◆ **Source extract**

#####

[PATCH 03/11] drm/amdkfd: Add static user-mode queues support

Oded Gabbay oded.gabbay at gmail.com
Wed May 20 14:29:00 PDT 2015


From: Yair Shachar <yair.shachar at amd.com>

This patch adds support for static user-mode queues in QCM.
Queues which are designated as static can NOT be preempted by
the CP microcode when it is executing its scheduling algorithm.

This is needed for supporting the debugger feature, because we
can't allow the CP to preempt queues which are currently being debugged.

The number of queues that can be designated as static is limited by the
number of HQDs (Hardware Queue Descriptors).

Signed-off-by: Yair Shachar <yair.shachar at amd.com>
Signed-off-by: Oded Gabbay <oded.gabbay at gmail.com>
---
 drivers/gpu/drm/amd/amdkfd/kfd_device.c            |  2 +
 .../gpu/drm/amd/amdkfd/kfd_device_queue_manager.c  | 38 ++++++++++++++----
 .../gpu/drm/amd/amdkfd/kfd_device_queue_manager.h  |  6 +++
 drivers/gpu/drm/amd/amdkfd/kfd_packet_manager.c    | 46 +++++++++++++++++-----
 drivers/gpu/drm/amd/amdkfd/kfd_pm4_headers.h       |  6 ++-
 drivers/gpu/drm/amd/amdkfd/kfd_priv.h              |  2 +
 .../gpu/drm/amd/amdkfd/kfd_process_queue_manager.c | 16 ++++++++
 7 files changed, 97 insertions(+), 19 deletions(-)

#####

◆ **Data extract**
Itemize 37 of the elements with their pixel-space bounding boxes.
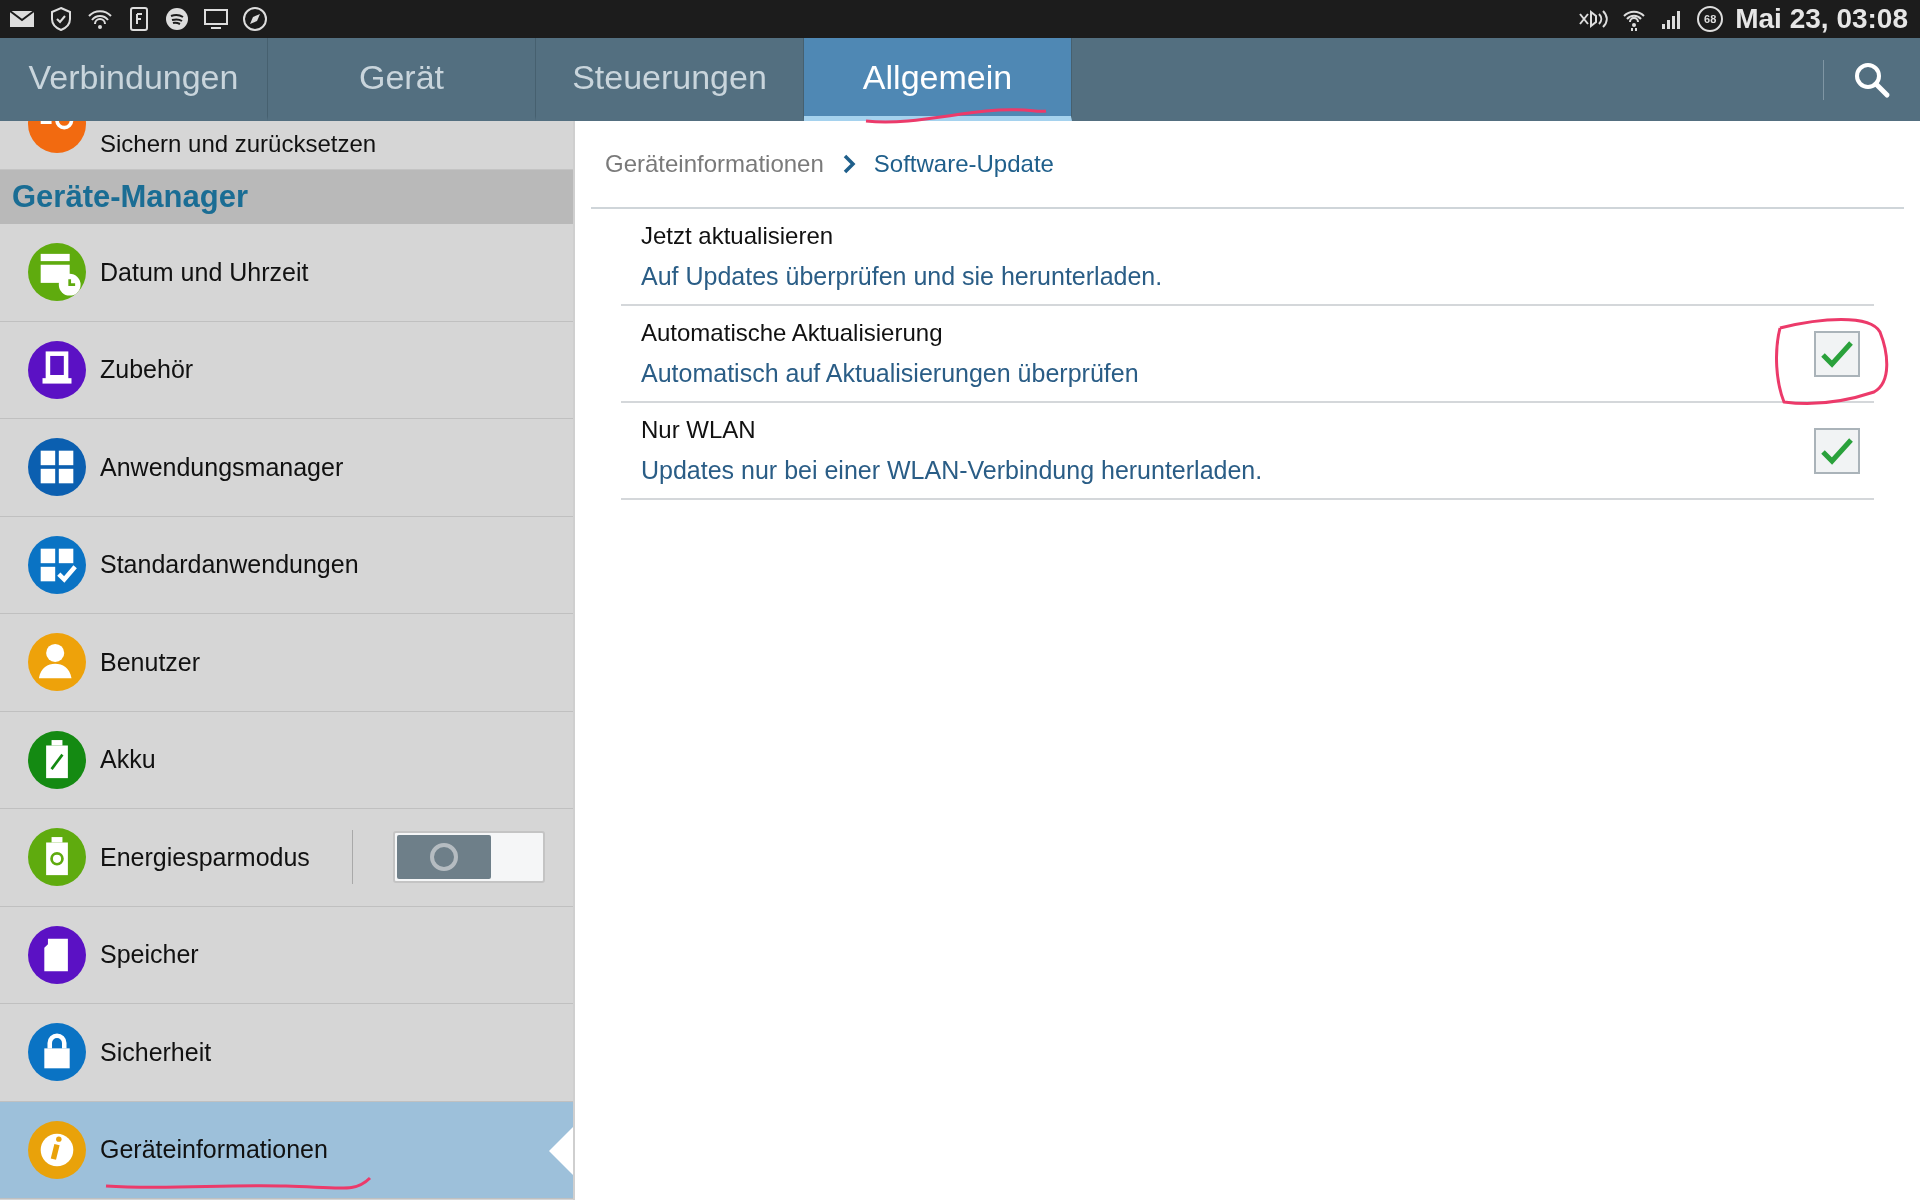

#####

◆ **Actions to take**
a – Reproduce the static queues patch text word for word, from "[PATCH 03/11] drm/amdkfd: Add" to "currently being debugged.".
b – Answer these from the static queues patch, one line each:
(i) Whose name appears on the "From:" line inside the patch?
(ii) What limits how many queues can be made static?
(iii) How many files does the patch change?
c – Continue the static user-mode queues patch from the point where its text ends.

◆ **Answer list**
a –
[PATCH 03/11] drm/amdkfd: Add static user-mode queues support

Oded Gabbay oded.gabbay at gmail.com
Wed May 20 14:29:00 PDT 2015


From: Yair Shachar <yair.shachar at amd.com>

This patch adds support for static user-mode queues in QCM.
Queues which are designated as static can NOT be preempted by
the CP microcode when it is executing its scheduling algorithm.

This is needed for supporting the debugger feature, because we
can't allow the CP to preempt queues which are currently being debugged.

b –
(i) Yair Shachar
(ii) The number of HQDs (Hardware Queue Descriptors)
(iii) 7

c –
diff --git a/drivers/gpu/drm/amd/amdkfd/kfd_device.c b/drivers/gpu/drm/amd/amdkfd/kfd_device.c
index 52cab0f..f1f86db 100644
--- a/drivers/gpu/drm/amd/amdkfd/kfd_device.c
+++ b/drivers/gpu/drm/amd/amdkfd/kfd_device.c
@@ -33,6 +33,8 @@
 static const struct kfd_device_info kaveri_device_info = {
 	.asic_family = CHIP_KAVERI,
 	.max_pasid_bits = 16,
+	/* max num of queues for KV.TODO should be a dynamic value */
+	.max_no_of_hqd	= 24,
 	.ih_ring_entry_size = 4 * sizeof(uint32_t),
 	.event_interrupt_class = &event_interrupt_class_cik,
 	.mqd_size_aligned = MQD_SIZE_ALIGNED
diff --git a/drivers/gpu/drm/amd/amdkfd/kfd_device_queue_manager.c b/drivers/gpu/drm/amd/amdkfd/kfd_device_queue_manager.c
index 4e215bd..a5dc822 100644
--- a/drivers/gpu/drm/amd/amdkfd/kfd_device_queue_manager.c
+++ b/drivers/gpu/drm/amd/amdkfd/kfd_device_queue_manager.c
@@ -45,7 +45,8 @@ static int create_compute_queue_nocpsch(struct device_queue_manager *dqm,
 					struct qcm_process_device *qpd);
 
 static int execute_queues_cpsch(struct device_queue_manager *dqm, bool lock);
-static int destroy_queues_cpsch(struct device_queue_manager *dqm, bool lock);
+static int destroy_queues_cpsch(struct device_queue_manager *dqm,
+				bool preempt_static_queues, bool lock);
 
 static int create_sdma_queue_nocpsch(struct device_queue_manager *dqm,
 					struct queue *q,
@@ -775,7 +776,7 @@ static int stop_cpsch(struct device_queue_manager *dqm)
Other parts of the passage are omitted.